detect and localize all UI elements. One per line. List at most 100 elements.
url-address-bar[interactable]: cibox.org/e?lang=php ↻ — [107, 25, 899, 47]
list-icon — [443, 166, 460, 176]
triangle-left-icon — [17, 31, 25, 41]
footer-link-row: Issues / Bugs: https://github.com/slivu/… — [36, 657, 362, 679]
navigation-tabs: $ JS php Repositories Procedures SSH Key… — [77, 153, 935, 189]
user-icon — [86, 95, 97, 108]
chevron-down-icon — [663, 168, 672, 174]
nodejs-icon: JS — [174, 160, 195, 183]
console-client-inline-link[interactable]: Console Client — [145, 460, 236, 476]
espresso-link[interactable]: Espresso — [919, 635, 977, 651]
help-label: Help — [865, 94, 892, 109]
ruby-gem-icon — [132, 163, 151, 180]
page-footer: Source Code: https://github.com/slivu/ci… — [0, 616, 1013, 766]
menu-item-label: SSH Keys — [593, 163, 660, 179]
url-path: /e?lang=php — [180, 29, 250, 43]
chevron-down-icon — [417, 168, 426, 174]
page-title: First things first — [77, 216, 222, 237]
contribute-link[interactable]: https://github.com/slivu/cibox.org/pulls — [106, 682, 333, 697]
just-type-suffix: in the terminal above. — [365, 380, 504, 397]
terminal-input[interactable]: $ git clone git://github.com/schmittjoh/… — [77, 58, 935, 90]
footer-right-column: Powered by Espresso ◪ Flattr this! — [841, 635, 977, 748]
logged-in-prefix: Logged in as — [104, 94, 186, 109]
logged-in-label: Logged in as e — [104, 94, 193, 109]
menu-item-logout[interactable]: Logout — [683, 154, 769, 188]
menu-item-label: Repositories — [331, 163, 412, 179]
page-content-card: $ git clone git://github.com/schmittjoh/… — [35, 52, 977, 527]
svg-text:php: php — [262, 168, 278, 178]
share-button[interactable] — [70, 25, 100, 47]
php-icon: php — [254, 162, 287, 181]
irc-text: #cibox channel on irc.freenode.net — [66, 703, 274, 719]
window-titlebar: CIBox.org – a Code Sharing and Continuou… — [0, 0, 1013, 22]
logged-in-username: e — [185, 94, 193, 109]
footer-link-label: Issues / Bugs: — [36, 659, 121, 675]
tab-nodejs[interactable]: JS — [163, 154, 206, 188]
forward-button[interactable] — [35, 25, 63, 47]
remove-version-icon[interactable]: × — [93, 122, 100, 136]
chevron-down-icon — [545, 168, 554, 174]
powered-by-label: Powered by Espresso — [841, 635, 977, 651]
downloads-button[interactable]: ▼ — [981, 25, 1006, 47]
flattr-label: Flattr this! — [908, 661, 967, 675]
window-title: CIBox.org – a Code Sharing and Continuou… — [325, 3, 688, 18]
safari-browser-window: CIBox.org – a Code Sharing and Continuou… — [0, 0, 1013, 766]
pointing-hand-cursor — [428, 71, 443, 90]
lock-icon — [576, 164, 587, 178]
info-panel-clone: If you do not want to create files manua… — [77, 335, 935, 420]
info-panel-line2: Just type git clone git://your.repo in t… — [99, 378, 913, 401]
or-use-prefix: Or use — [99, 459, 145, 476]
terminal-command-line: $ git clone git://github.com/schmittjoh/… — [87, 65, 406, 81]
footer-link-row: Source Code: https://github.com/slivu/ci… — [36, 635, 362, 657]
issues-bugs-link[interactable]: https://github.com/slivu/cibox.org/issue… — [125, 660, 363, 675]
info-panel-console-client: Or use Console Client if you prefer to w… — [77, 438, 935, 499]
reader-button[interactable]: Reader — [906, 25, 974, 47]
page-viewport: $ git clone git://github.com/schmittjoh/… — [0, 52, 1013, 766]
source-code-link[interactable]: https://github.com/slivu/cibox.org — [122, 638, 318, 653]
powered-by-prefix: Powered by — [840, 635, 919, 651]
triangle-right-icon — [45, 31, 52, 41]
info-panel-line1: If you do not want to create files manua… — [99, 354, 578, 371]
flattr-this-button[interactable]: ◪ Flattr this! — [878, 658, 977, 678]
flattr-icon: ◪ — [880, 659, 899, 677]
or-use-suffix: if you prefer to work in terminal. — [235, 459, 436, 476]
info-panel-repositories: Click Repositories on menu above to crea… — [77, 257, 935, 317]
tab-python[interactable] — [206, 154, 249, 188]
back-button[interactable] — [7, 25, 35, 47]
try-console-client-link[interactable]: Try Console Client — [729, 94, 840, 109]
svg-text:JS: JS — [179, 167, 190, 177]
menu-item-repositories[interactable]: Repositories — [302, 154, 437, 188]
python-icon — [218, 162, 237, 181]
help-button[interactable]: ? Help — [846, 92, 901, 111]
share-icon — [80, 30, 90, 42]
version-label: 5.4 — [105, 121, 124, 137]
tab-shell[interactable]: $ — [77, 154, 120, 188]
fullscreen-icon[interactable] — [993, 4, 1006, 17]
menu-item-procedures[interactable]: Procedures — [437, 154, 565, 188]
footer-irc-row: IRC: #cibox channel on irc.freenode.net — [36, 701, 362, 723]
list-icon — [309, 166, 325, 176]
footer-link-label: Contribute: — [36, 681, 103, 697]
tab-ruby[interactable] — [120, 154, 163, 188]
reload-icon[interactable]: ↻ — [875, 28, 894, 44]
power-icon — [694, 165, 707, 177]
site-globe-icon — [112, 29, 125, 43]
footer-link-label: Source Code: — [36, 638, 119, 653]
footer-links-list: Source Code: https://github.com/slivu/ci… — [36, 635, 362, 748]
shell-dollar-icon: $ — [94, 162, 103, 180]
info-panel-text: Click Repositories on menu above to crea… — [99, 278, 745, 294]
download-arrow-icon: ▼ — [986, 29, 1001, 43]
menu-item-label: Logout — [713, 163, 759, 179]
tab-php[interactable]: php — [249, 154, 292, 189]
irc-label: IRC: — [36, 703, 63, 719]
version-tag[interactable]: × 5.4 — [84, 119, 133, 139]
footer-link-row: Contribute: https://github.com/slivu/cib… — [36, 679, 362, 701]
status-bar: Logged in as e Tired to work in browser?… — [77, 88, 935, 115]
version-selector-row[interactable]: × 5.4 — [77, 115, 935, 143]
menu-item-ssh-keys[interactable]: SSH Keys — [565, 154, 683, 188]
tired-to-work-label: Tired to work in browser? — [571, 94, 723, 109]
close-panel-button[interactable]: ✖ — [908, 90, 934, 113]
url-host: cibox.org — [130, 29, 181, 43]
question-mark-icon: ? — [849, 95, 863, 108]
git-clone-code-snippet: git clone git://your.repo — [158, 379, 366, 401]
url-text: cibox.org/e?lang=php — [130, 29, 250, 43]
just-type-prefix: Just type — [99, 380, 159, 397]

• [The problem] Rewrite the entries above with "irc.freenode.net" replaced by "irc.libera.chat" and every other part left unchanged.

• [Answer to the exercise]
detect and localize all UI elements. One per line. List at most 100 elements.
url-address-bar[interactable]: cibox.org/e?lang=php ↻ — [107, 25, 899, 47]
list-icon — [443, 166, 460, 176]
triangle-left-icon — [17, 31, 25, 41]
footer-link-row: Issues / Bugs: https://github.com/slivu/… — [36, 657, 362, 679]
navigation-tabs: $ JS php Repositories Procedures SSH Key… — [77, 153, 935, 189]
user-icon — [86, 95, 97, 108]
chevron-down-icon — [663, 168, 672, 174]
nodejs-icon: JS — [174, 160, 195, 183]
console-client-inline-link[interactable]: Console Client — [145, 460, 236, 476]
espresso-link[interactable]: Espresso — [919, 635, 977, 651]
help-label: Help — [865, 94, 892, 109]
ruby-gem-icon — [132, 163, 151, 180]
page-footer: Source Code: https://github.com/slivu/ci… — [0, 616, 1013, 766]
menu-item-label: SSH Keys — [593, 163, 660, 179]
url-path: /e?lang=php — [180, 29, 250, 43]
chevron-down-icon — [417, 168, 426, 174]
page-title: First things first — [77, 216, 222, 237]
contribute-link[interactable]: https://github.com/slivu/cibox.org/pulls — [106, 682, 333, 697]
just-type-suffix: in the terminal above. — [365, 380, 504, 397]
terminal-input[interactable]: $ git clone git://github.com/schmittjoh/… — [77, 58, 935, 90]
footer-right-column: Powered by Espresso ◪ Flattr this! — [841, 635, 977, 748]
logged-in-prefix: Logged in as — [104, 94, 186, 109]
logged-in-label: Logged in as e — [104, 94, 193, 109]
menu-item-logout[interactable]: Logout — [683, 154, 769, 188]
menu-item-label: Repositories — [331, 163, 412, 179]
page-content-card: $ git clone git://github.com/schmittjoh/… — [35, 52, 977, 527]
svg-text:php: php — [262, 168, 278, 178]
share-button[interactable] — [70, 25, 100, 47]
php-icon: php — [254, 162, 287, 181]
irc-text: #cibox channel on irc.libera.chat — [66, 703, 274, 719]
window-titlebar: CIBox.org – a Code Sharing and Continuou… — [0, 0, 1013, 22]
logged-in-username: e — [185, 94, 193, 109]
footer-link-label: Issues / Bugs: — [36, 659, 121, 675]
tab-nodejs[interactable]: JS — [163, 154, 206, 188]
forward-button[interactable] — [35, 25, 63, 47]
remove-version-icon[interactable]: × — [93, 122, 100, 136]
chevron-down-icon — [545, 168, 554, 174]
powered-by-label: Powered by Espresso — [841, 635, 977, 651]
downloads-button[interactable]: ▼ — [981, 25, 1006, 47]
flattr-label: Flattr this! — [908, 661, 967, 675]
window-title: CIBox.org – a Code Sharing and Continuou… — [325, 3, 688, 18]
safari-browser-window: CIBox.org – a Code Sharing and Continuou… — [0, 0, 1013, 766]
pointing-hand-cursor — [428, 71, 443, 90]
lock-icon — [576, 164, 587, 178]
info-panel-clone: If you do not want to create files manua… — [77, 335, 935, 420]
info-panel-line2: Just type git clone git://your.repo in t… — [99, 378, 913, 401]
or-use-prefix: Or use — [99, 459, 145, 476]
terminal-command-line: $ git clone git://github.com/schmittjoh/… — [87, 65, 406, 81]
footer-link-row: Source Code: https://github.com/slivu/ci… — [36, 635, 362, 657]
issues-bugs-link[interactable]: https://github.com/slivu/cibox.org/issue… — [125, 660, 363, 675]
info-panel-console-client: Or use Console Client if you prefer to w… — [77, 438, 935, 499]
reader-button[interactable]: Reader — [906, 25, 974, 47]
page-viewport: $ git clone git://github.com/schmittjoh/… — [0, 52, 1013, 766]
source-code-link[interactable]: https://github.com/slivu/cibox.org — [122, 638, 318, 653]
powered-by-prefix: Powered by — [840, 635, 919, 651]
triangle-right-icon — [45, 31, 52, 41]
info-panel-line1: If you do not want to create files manua… — [99, 354, 578, 371]
flattr-this-button[interactable]: ◪ Flattr this! — [878, 658, 977, 678]
flattr-icon: ◪ — [880, 659, 899, 677]
or-use-suffix: if you prefer to work in terminal. — [235, 459, 436, 476]
info-panel-repositories: Click Repositories on menu above to crea… — [77, 257, 935, 317]
tab-python[interactable] — [206, 154, 249, 188]
back-button[interactable] — [7, 25, 35, 47]
try-console-client-link[interactable]: Try Console Client — [729, 94, 840, 109]
svg-text:JS: JS — [179, 167, 190, 177]
menu-item-repositories[interactable]: Repositories — [302, 154, 437, 188]
python-icon — [218, 162, 237, 181]
help-button[interactable]: ? Help — [846, 92, 901, 111]
share-icon — [80, 30, 90, 42]
version-label: 5.4 — [105, 121, 124, 137]
tab-shell[interactable]: $ — [77, 154, 120, 188]
fullscreen-icon[interactable] — [993, 4, 1006, 17]
menu-item-procedures[interactable]: Procedures — [437, 154, 565, 188]
footer-irc-row: IRC: #cibox channel on irc.libera.chat — [36, 701, 362, 723]
list-icon — [309, 166, 325, 176]
footer-link-label: Contribute: — [36, 681, 103, 697]
tab-ruby[interactable] — [120, 154, 163, 188]
reload-icon[interactable]: ↻ — [875, 28, 894, 44]
power-icon — [694, 165, 707, 177]
site-globe-icon — [112, 29, 125, 43]
footer-link-label: Source Code: — [36, 638, 119, 653]
footer-links-list: Source Code: https://github.com/slivu/ci… — [36, 635, 362, 748]
shell-dollar-icon: $ — [94, 162, 103, 180]
info-panel-text: Click Repositories on menu above to crea… — [99, 278, 745, 294]
download-arrow-icon: ▼ — [986, 29, 1001, 43]
menu-item-label: Logout — [713, 163, 759, 179]
tab-php[interactable]: php — [249, 154, 292, 189]
irc-label: IRC: — [36, 703, 63, 719]
version-tag[interactable]: × 5.4 — [84, 119, 133, 139]
footer-link-row: Contribute: https://github.com/slivu/cib… — [36, 679, 362, 701]
status-bar: Logged in as e Tired to work in browser?… — [77, 88, 935, 115]
version-selector-row[interactable]: × 5.4 — [77, 115, 935, 143]
menu-item-ssh-keys[interactable]: SSH Keys — [565, 154, 683, 188]
tired-to-work-label: Tired to work in browser? — [571, 94, 723, 109]
close-panel-button[interactable]: ✖ — [908, 90, 934, 113]
url-host: cibox.org — [130, 29, 181, 43]
question-mark-icon: ? — [849, 95, 863, 108]
git-clone-code-snippet: git clone git://your.repo — [158, 379, 366, 401]
url-text: cibox.org/e?lang=php — [130, 29, 250, 43]
just-type-prefix: Just type — [99, 380, 159, 397]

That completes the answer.